#### TRECHO DA PÁGINA:

O Sindicato dos Bancários/ES estará junto com os movimentos sociais, trabalhadores de outras categorias, pastorais sociais e coletivos de juventude da periferia, no 26º Grito dos Excluídos. Neste ano, em função da pandemia do coronavírus, a programação para o ato precisou ser reformulada. Por isso, a tradicional marcha por direitos dará lugar a uma celebração inter-religiosa, a partir das 8 horas, no Convento da Penha.
Com o tema “Vida em primeiro lugar” e lema “Basta de miséria, preconceito e repressão! Queremos trabalho, terra, teto e participação”, o 26º Grito dos Excluídos será a expressão das vozes de milhares de brasileiros que clamam por educação inclusiva, por justiça para os atingidos pela lama de rejeitos e até hoje desamparados; pela inclusão da população negra no foco de políticas públicas; pelos direitos de trabalhadores e trabalhadoras; pela vida da juventude negra; pela vida e dignidade das mulheres; pelos direitos dos encarcerados.

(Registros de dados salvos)
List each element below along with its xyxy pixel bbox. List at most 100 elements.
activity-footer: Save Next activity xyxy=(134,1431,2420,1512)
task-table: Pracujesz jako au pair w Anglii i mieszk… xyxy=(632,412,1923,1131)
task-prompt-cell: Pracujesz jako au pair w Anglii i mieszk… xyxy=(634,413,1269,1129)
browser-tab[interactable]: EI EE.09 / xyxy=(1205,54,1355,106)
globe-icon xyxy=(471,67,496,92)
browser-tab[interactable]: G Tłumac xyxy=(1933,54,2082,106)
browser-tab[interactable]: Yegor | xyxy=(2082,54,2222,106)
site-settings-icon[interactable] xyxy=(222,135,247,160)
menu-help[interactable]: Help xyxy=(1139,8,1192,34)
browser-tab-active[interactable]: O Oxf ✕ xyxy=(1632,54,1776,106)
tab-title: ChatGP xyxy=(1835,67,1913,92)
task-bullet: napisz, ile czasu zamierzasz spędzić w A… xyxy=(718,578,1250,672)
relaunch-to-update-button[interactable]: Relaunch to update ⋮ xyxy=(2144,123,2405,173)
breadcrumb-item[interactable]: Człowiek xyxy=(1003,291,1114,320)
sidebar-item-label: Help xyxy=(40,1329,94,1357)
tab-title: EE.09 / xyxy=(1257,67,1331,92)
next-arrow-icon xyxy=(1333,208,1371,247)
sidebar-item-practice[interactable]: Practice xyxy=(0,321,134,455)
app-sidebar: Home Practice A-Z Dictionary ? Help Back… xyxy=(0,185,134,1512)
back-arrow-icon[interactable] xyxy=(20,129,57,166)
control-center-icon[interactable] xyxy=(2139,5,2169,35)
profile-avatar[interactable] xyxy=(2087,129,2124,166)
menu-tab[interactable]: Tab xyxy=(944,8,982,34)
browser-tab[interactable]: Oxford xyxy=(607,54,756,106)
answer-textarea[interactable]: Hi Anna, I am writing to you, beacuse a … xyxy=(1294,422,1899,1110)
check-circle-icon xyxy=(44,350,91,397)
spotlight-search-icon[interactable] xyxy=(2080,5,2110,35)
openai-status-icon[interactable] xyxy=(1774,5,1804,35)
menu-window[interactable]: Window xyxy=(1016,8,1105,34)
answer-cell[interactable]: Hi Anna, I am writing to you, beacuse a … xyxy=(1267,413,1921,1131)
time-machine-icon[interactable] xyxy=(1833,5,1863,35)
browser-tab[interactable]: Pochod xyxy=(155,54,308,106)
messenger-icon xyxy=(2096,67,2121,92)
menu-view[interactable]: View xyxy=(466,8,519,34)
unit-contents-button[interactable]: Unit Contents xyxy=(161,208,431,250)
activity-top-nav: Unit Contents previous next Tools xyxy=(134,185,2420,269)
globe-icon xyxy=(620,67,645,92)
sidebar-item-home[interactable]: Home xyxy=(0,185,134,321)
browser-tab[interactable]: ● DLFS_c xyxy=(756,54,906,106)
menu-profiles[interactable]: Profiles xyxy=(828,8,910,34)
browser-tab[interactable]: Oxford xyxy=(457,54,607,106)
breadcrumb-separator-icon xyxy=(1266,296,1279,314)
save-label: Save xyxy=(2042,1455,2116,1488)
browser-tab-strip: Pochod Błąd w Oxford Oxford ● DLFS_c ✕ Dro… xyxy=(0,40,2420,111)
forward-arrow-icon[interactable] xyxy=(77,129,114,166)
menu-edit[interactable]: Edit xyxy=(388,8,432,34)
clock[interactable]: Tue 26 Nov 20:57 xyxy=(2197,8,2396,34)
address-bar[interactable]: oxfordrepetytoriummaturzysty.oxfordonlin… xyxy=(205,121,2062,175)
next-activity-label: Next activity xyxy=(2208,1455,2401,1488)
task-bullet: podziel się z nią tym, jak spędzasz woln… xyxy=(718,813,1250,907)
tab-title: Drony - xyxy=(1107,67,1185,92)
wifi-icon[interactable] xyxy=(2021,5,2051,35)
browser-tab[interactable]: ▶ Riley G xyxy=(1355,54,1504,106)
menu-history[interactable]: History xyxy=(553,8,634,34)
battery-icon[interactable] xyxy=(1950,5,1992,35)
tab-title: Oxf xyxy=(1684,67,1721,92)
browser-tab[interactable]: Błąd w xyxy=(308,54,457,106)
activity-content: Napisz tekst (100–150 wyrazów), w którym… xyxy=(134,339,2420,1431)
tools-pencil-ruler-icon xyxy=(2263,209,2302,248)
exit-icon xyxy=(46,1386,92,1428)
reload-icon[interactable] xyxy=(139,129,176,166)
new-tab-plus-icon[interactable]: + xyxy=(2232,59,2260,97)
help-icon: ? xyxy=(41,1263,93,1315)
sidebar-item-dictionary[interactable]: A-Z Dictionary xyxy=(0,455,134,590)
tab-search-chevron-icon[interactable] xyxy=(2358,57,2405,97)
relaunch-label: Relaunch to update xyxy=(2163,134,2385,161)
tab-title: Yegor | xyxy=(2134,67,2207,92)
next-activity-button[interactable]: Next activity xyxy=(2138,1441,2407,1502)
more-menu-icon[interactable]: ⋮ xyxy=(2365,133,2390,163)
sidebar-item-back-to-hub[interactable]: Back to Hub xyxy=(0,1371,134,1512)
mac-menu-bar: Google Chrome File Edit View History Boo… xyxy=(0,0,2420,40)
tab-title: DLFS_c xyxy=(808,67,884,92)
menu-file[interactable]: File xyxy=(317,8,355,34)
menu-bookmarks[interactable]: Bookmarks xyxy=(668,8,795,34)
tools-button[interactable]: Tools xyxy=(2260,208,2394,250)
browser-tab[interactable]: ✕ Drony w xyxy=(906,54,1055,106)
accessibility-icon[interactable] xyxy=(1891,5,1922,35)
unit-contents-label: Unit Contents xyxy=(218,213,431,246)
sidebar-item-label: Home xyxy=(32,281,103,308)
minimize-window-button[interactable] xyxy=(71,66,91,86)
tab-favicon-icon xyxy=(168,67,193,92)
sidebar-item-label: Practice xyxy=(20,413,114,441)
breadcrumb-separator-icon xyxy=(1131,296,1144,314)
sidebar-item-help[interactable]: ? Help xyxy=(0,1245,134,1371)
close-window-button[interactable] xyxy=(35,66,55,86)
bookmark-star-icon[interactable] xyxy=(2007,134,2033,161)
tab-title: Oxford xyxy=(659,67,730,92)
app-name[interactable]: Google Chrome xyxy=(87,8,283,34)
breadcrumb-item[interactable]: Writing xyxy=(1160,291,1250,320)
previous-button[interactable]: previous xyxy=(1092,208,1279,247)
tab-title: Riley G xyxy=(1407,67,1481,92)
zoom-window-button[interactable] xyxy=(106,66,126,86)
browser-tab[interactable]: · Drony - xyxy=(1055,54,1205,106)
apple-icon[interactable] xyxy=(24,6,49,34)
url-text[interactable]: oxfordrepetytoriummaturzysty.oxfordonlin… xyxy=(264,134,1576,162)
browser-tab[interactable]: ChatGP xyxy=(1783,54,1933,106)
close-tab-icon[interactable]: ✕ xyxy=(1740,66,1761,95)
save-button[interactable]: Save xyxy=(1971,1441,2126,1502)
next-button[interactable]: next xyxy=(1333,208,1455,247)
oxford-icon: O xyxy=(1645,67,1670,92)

#### OBJETIVO DO EXERCÍCIO:
Responda com base no trecho da página:
(a) Por que a programação do 26º Grito dos Excluídos precisou ser reformulada?
(b) Onde e a partir de que horas ocorrerá a celebração inter-religiosa?
(c) Qual é o tema do 26º Grito dos Excluídos?

#### RESPOSTA DO EXERCÍCIO:
(a) Em função da pandemia do coronavírus.
(b) No Convento da Penha, a partir das 8 horas.
(c) "Vida em primeiro lugar".